Exercise directions
Count lines holding the string "JSON" in the data that follows. Reply with one number only.

═════ Records shown

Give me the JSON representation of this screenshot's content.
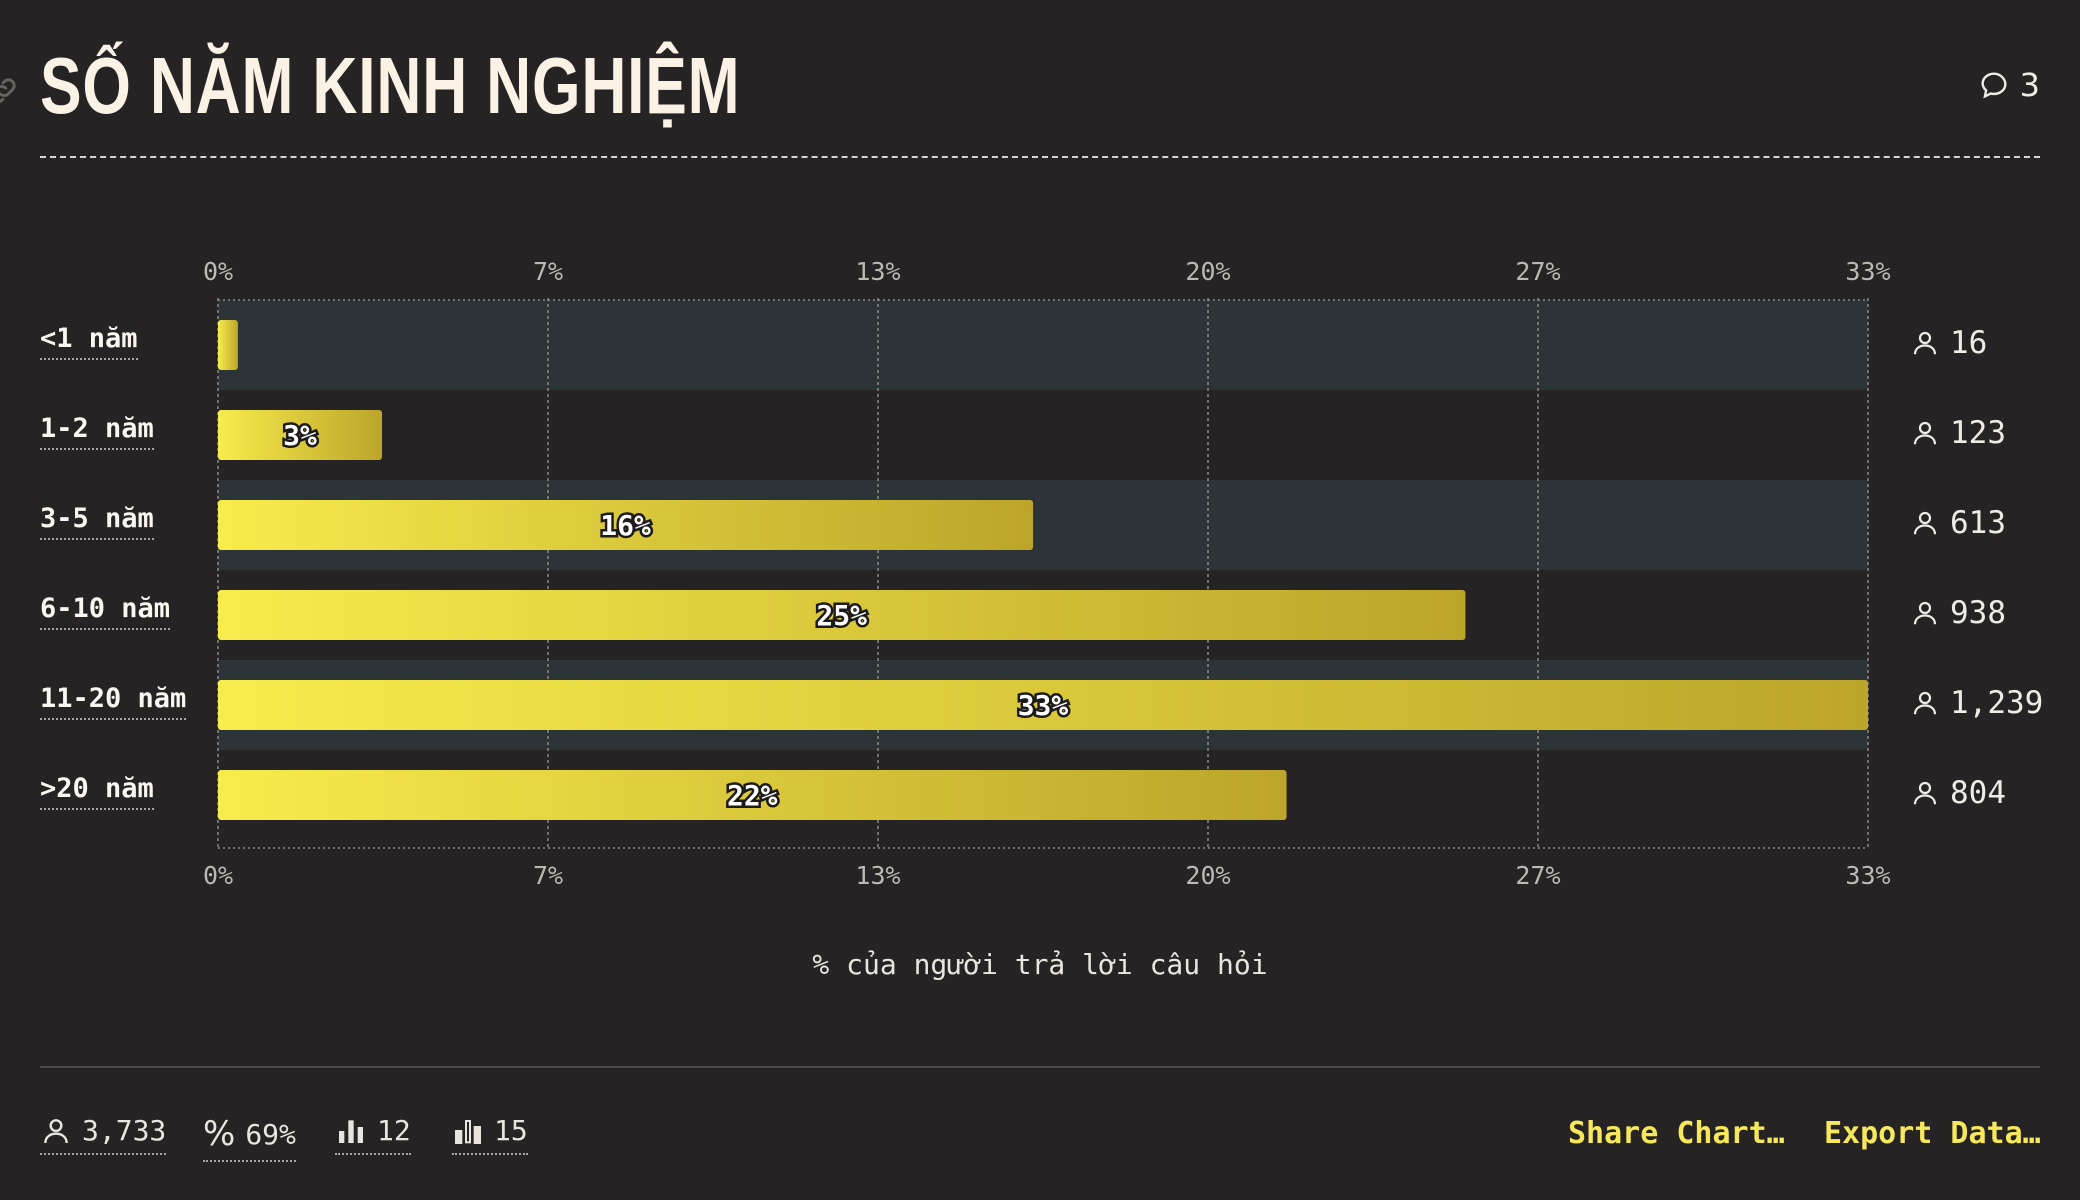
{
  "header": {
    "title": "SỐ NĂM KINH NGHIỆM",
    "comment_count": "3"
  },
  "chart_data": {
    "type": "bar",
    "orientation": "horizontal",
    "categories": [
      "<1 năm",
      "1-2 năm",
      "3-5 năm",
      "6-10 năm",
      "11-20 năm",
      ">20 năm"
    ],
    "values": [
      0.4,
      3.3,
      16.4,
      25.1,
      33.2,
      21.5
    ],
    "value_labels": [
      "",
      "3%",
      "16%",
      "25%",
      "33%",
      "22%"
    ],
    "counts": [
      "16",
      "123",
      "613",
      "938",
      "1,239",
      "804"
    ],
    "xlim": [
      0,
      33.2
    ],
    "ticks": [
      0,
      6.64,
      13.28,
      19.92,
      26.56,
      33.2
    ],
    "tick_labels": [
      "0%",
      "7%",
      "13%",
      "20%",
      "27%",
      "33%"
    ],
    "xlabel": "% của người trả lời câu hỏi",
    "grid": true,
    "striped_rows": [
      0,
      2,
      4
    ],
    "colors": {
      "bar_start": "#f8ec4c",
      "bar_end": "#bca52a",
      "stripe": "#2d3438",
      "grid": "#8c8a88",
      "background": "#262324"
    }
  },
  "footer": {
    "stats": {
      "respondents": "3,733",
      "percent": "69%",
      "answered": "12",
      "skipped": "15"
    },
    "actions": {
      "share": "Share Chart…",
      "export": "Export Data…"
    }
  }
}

══════════
═════ Records shown

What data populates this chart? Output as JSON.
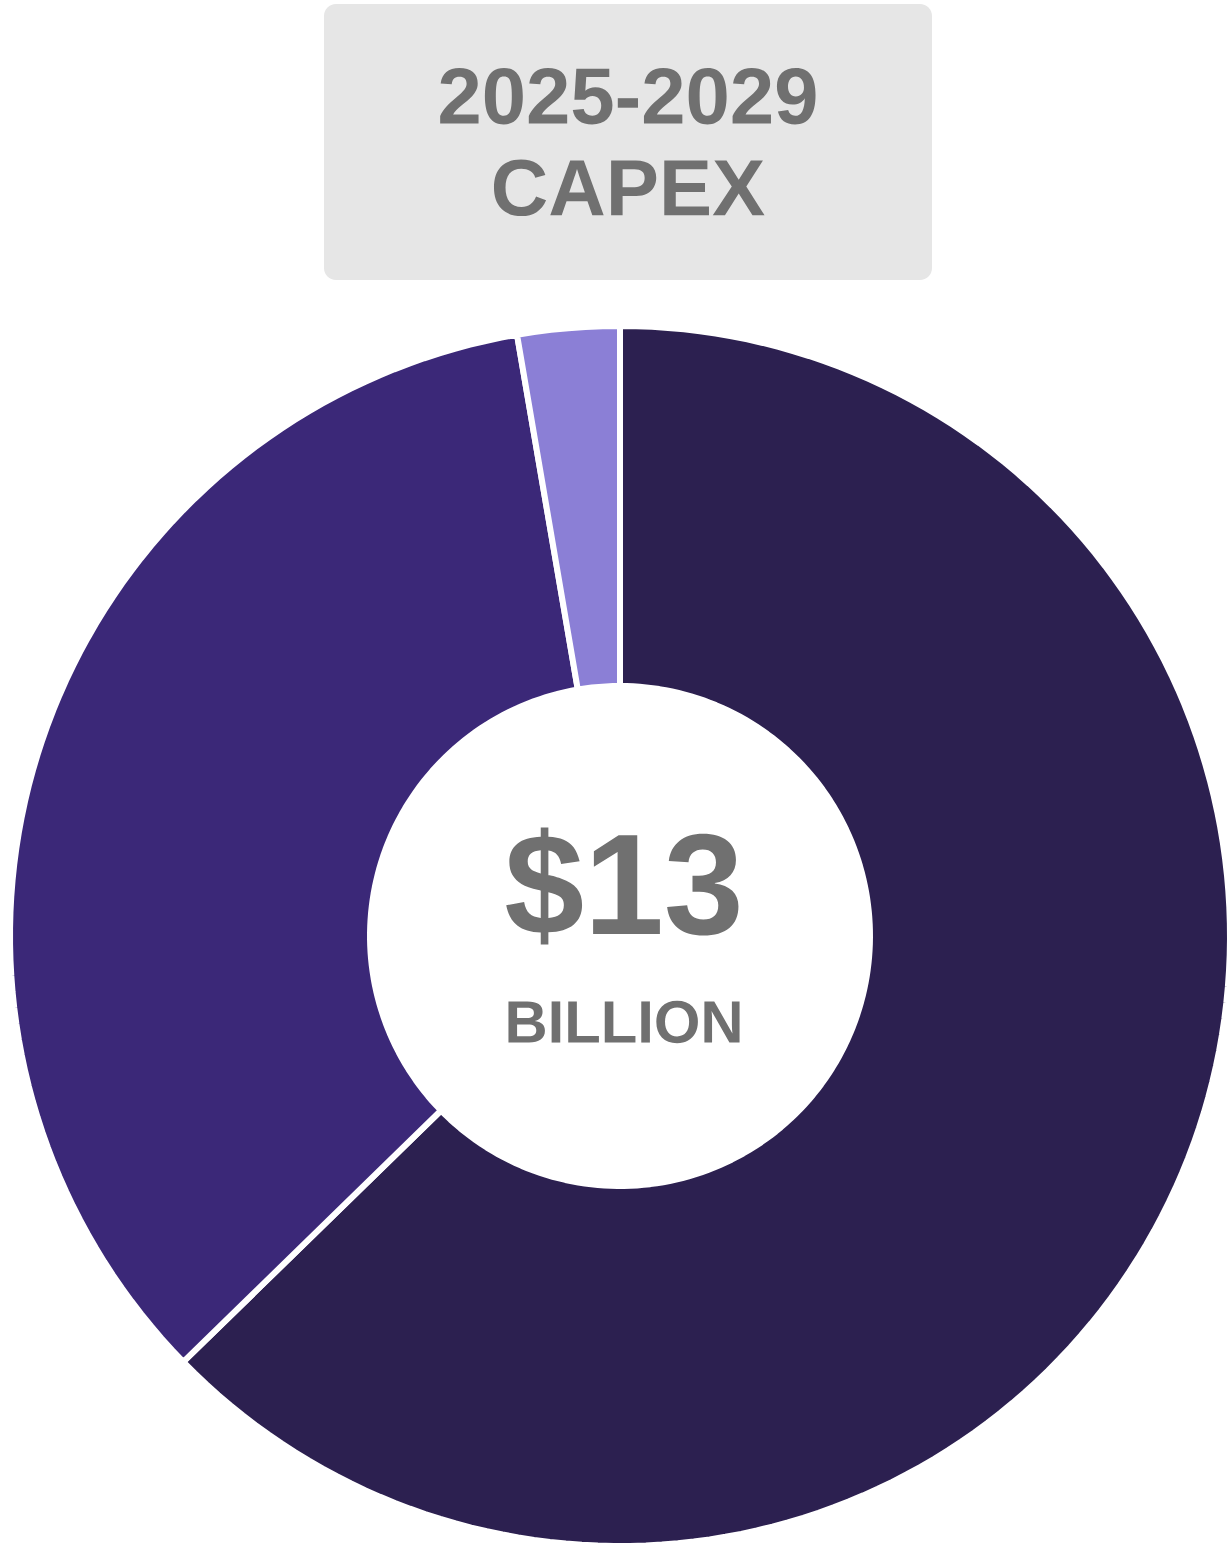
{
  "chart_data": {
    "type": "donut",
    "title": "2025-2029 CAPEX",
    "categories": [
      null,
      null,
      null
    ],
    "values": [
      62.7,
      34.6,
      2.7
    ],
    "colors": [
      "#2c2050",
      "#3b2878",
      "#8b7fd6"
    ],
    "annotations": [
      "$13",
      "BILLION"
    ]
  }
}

══════════
═════ Records shown

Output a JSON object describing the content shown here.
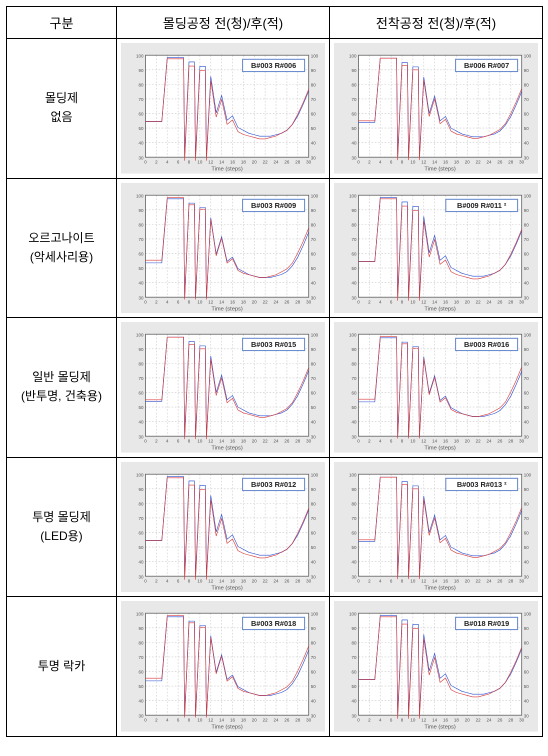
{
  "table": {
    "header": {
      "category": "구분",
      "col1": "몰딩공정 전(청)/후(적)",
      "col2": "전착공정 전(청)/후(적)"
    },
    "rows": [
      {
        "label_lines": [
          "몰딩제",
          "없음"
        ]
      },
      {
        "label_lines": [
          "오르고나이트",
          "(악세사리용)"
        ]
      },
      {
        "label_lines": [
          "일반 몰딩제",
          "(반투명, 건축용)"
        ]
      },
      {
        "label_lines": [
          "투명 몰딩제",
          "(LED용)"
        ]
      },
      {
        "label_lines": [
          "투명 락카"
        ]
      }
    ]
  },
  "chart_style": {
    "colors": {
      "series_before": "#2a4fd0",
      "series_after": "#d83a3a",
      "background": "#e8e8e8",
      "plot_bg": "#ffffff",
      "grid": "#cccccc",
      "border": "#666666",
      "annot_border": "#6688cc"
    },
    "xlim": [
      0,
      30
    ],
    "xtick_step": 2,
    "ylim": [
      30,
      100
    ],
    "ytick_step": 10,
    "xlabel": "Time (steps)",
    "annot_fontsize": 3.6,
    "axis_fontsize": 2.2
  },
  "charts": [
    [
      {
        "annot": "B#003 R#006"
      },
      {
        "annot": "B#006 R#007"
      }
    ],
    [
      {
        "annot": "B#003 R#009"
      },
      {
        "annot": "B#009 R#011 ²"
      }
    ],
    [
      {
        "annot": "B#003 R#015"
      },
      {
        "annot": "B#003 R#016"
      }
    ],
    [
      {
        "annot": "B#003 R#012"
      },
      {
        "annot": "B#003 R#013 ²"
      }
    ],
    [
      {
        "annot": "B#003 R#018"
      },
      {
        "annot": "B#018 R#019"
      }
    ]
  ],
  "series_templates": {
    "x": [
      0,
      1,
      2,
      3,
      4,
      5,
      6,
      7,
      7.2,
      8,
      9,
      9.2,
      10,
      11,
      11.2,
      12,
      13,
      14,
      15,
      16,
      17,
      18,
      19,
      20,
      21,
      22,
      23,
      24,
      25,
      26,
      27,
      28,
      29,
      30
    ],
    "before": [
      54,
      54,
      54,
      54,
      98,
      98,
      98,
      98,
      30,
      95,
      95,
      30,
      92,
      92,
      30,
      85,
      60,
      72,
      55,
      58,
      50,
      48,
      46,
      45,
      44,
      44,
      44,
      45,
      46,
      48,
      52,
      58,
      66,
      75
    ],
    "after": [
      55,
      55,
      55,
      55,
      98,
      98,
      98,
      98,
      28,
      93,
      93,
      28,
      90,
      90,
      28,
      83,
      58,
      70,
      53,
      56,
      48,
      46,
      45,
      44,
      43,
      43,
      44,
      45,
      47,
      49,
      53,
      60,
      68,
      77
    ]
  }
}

══════════

Solution below
3